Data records
******
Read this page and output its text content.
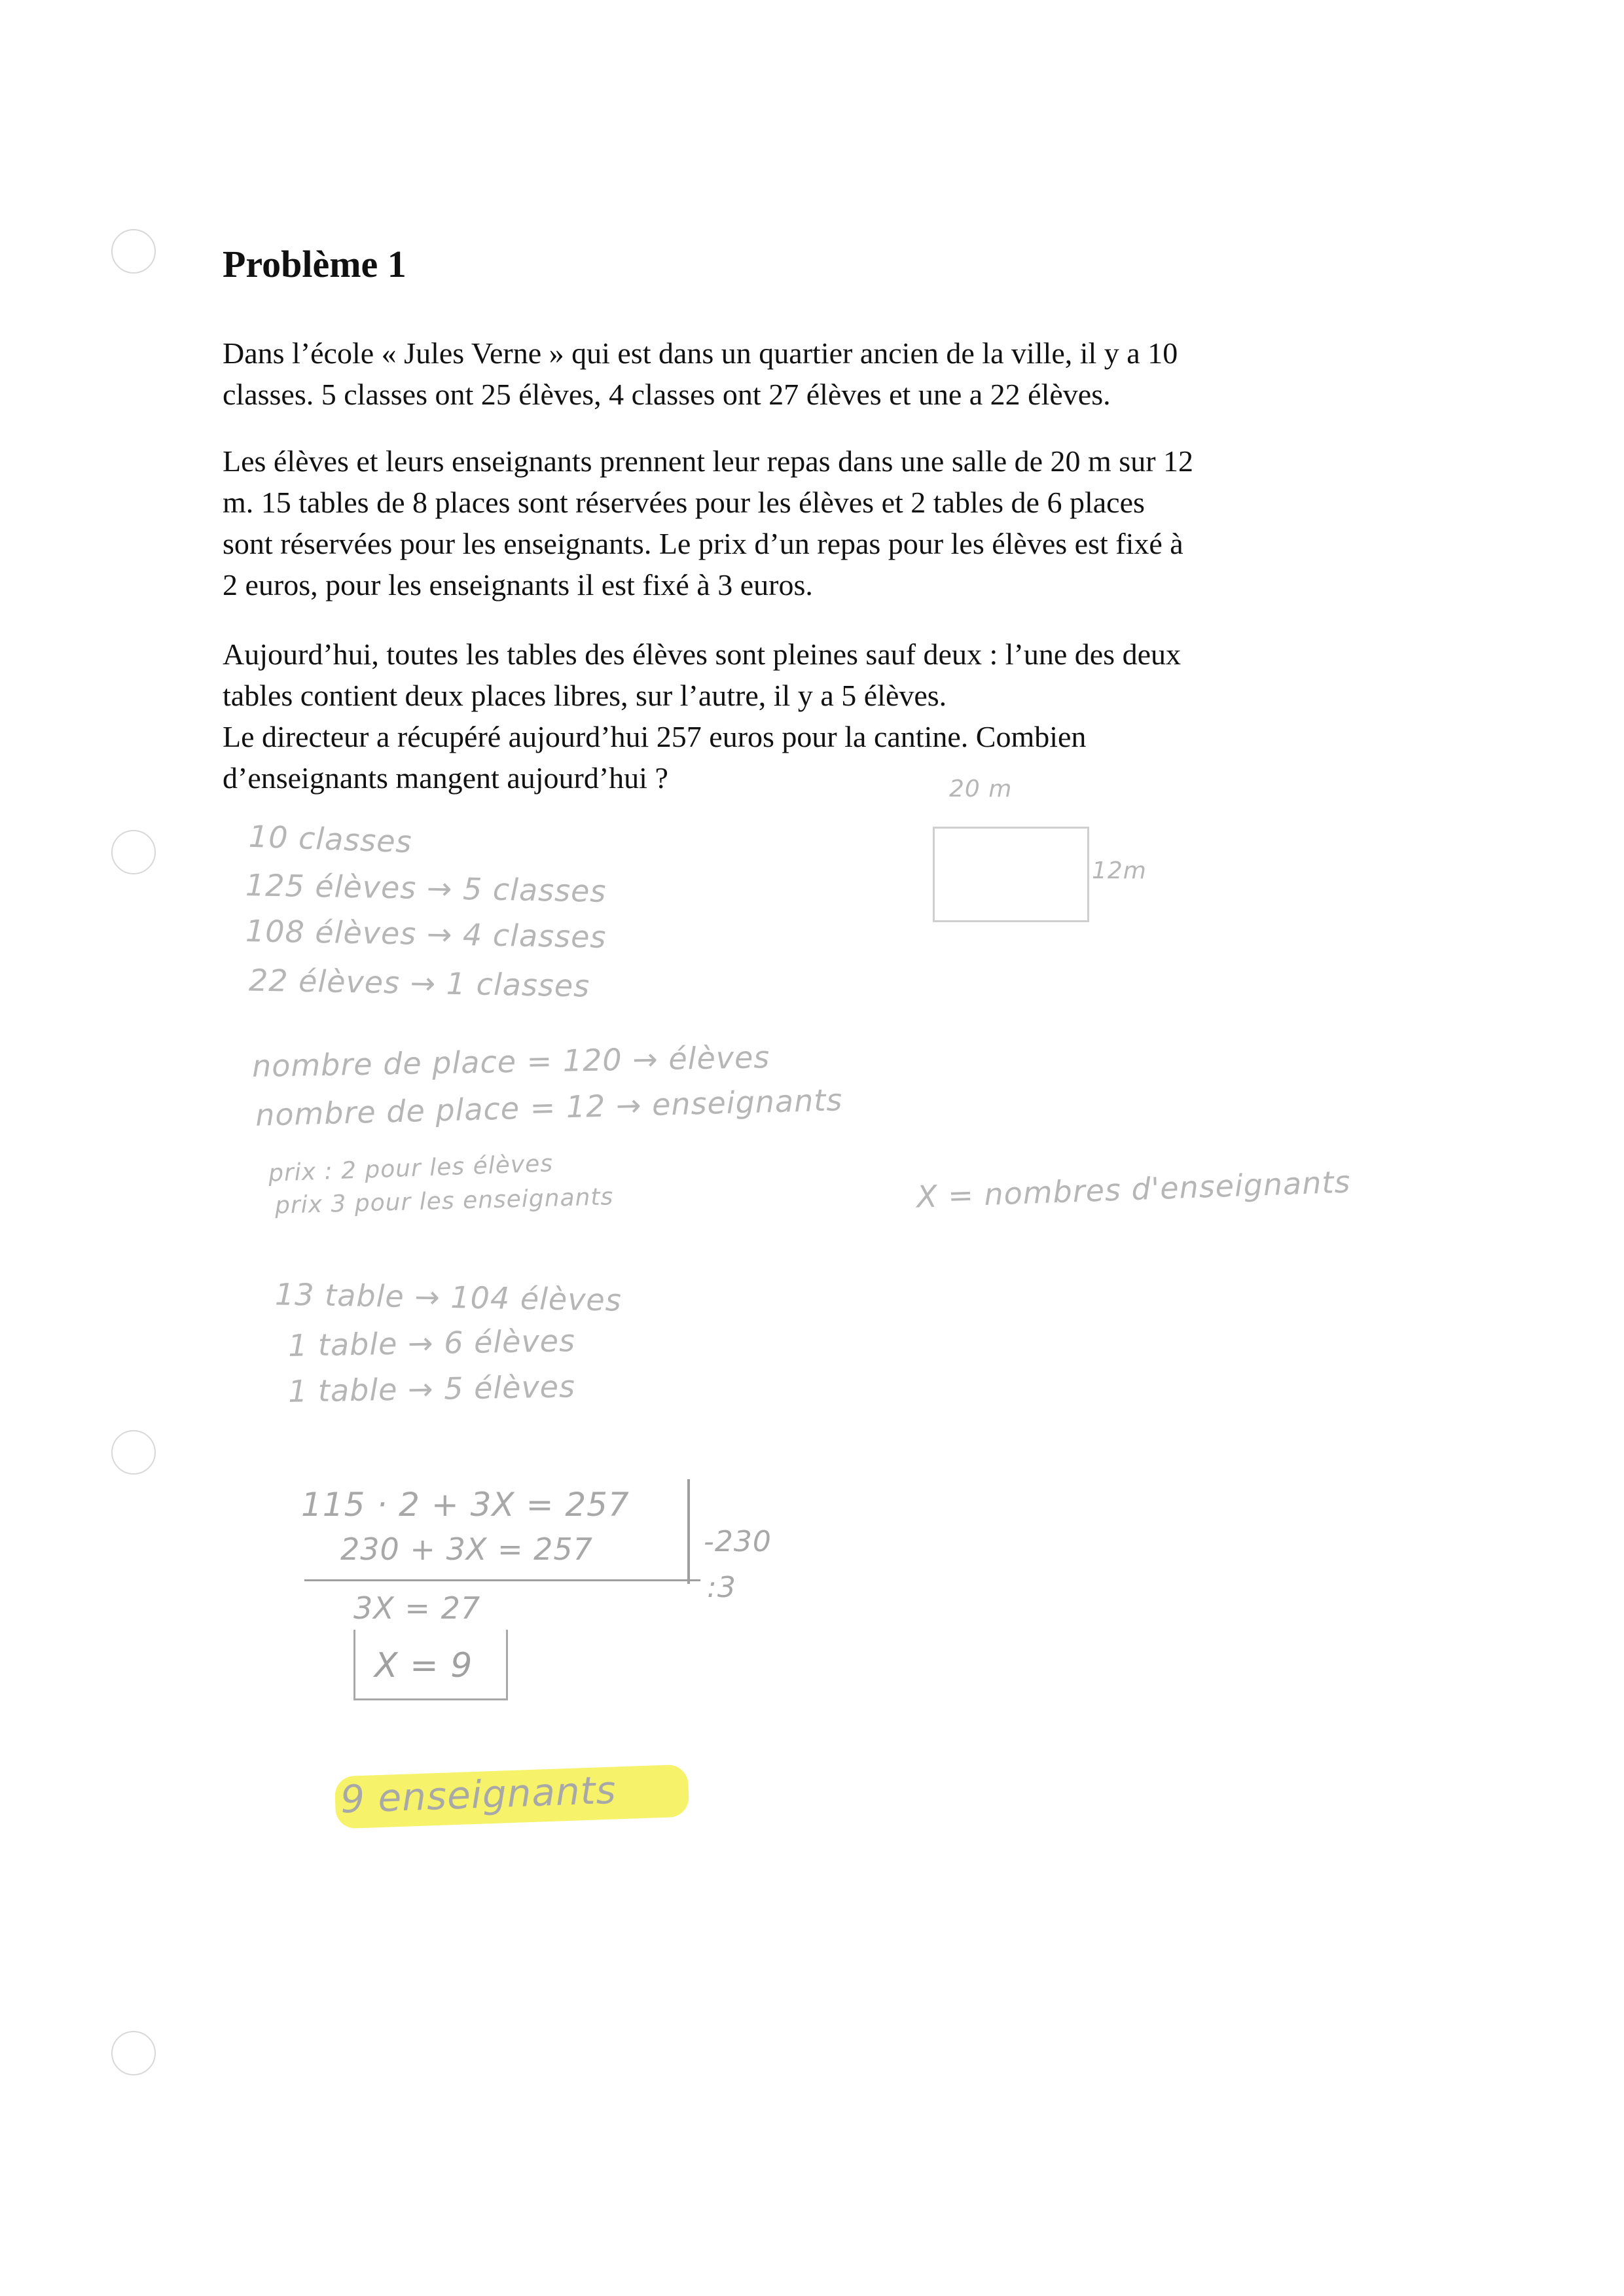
Problème 1

Dans l’école « Jules Verne » qui est dans un quartier ancien de la ville, il y a 10
classes. 5 classes ont 25 élèves, 4 classes ont 27 élèves et une a 22 élèves.

Les élèves et leurs enseignants prennent leur repas dans une salle de 20 m sur 12
m. 15 tables de 8 places sont réservées pour les élèves et 2 tables de 6 places
sont réservées pour les enseignants. Le prix d’un repas pour les élèves est fixé à
2 euros, pour les enseignants il est fixé à 3 euros.

Aujourd’hui, toutes les tables des élèves sont pleines sauf deux : l’une des deux
tables contient deux places libres, sur l’autre, il y a 5 élèves.
Le directeur a récupéré aujourd’hui 257 euros pour la cantine. Combien
d’enseignants mangent aujourd’hui ?	20 m
12m
10 classes
125 élèves → 5 classes
108 élèves → 4 classes
22 élèves → 1 classes
nombre de place = 120 → élèves
nombre de place = 12 → enseignants
prix : 2 pour les élèves
prix 3 pour les enseignants	X = nombres d'enseignants
13 table → 104 élèves
1 table → 6 élèves
1 table → 5 élèves
115 · 2 + 3X = 257
230 + 3X = 257	-230
:3
3X = 27
X = 9
9 enseignants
******
OBJECTIVE:
All preceding records should be duplicated verbatim, images excepted.

IN RESPONSE:
Read this page and output its text content.
Problème 1

Dans l’école « Jules Verne » qui est dans un quartier ancien de la ville, il y a 10
classes. 5 classes ont 25 élèves, 4 classes ont 27 élèves et une a 22 élèves.

Les élèves et leurs enseignants prennent leur repas dans une salle de 20 m sur 12
m. 15 tables de 8 places sont réservées pour les élèves et 2 tables de 6 places
sont réservées pour les enseignants. Le prix d’un repas pour les élèves est fixé à
2 euros, pour les enseignants il est fixé à 3 euros.

Aujourd’hui, toutes les tables des élèves sont pleines sauf deux : l’une des deux
tables contient deux places libres, sur l’autre, il y a 5 élèves.
Le directeur a récupéré aujourd’hui 257 euros pour la cantine. Combien
d’enseignants mangent aujourd’hui ?	20 m
12m
10 classes
125 élèves → 5 classes
108 élèves → 4 classes
22 élèves → 1 classes
nombre de place = 120 → élèves
nombre de place = 12 → enseignants
prix : 2 pour les élèves
prix 3 pour les enseignants	X = nombres d'enseignants
13 table → 104 élèves
1 table → 6 élèves
1 table → 5 élèves
115 · 2 + 3X = 257
230 + 3X = 257	-230
:3
3X = 27
X = 9
9 enseignants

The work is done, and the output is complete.